Records contained in a dataset:
_ _ _ _ _
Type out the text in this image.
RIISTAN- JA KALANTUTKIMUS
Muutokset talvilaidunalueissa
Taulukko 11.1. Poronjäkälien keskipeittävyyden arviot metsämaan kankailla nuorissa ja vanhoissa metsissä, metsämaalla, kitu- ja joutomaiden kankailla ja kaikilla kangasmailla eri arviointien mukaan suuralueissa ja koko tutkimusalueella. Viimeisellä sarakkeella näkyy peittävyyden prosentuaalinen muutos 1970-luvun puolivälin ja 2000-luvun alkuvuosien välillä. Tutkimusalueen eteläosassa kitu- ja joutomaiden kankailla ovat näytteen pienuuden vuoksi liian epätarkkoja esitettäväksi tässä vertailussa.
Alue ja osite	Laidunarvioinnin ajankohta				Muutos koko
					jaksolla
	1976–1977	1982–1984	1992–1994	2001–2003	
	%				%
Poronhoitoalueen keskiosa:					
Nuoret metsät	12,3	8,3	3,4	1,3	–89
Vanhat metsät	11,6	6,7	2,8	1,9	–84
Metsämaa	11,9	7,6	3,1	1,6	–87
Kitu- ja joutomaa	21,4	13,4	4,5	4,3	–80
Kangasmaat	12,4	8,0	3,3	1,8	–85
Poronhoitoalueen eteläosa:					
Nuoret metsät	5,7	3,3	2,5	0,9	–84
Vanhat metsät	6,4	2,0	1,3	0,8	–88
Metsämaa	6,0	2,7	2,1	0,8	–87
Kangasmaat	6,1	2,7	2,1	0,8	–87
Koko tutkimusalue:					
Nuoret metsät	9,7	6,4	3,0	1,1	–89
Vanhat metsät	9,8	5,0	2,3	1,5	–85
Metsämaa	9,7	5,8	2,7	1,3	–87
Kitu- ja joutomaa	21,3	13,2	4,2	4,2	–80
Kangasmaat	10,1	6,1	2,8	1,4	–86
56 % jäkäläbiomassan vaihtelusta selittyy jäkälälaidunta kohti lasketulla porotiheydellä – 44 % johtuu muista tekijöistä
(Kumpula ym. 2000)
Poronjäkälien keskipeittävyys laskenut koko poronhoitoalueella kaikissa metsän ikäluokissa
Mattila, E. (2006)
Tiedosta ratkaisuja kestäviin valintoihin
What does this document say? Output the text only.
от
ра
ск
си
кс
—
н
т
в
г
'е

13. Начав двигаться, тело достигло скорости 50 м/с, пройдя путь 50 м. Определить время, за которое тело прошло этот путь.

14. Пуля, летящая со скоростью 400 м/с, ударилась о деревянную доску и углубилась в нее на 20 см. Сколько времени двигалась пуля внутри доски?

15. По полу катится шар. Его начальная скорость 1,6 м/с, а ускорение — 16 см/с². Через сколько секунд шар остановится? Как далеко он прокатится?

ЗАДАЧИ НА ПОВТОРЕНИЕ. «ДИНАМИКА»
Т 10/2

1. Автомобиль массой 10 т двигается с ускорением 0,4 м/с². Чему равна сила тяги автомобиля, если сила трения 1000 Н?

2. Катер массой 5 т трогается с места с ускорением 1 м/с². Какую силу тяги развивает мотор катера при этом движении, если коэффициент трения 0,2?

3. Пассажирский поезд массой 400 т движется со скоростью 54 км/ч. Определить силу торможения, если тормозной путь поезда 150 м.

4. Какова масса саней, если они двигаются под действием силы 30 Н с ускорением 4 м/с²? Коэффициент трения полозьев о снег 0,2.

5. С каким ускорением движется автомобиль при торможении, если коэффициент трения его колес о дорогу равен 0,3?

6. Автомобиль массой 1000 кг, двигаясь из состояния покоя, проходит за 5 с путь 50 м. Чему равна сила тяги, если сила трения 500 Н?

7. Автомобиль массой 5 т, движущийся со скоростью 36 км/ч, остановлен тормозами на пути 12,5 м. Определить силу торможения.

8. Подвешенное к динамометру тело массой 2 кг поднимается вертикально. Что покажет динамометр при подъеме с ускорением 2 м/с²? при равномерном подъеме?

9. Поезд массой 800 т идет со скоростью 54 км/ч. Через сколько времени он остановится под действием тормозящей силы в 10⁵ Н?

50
_ _ _ _ _
→ **EXERCISE OBJECTIVE**: Which lines hold the string "Poronhoitoalueen"? Copy all of them from the data above.

→ **RESPONSE TO THIS TASK**:
Poronhoitoalueen keskiosa:					
Poronhoitoalueen eteläosa:					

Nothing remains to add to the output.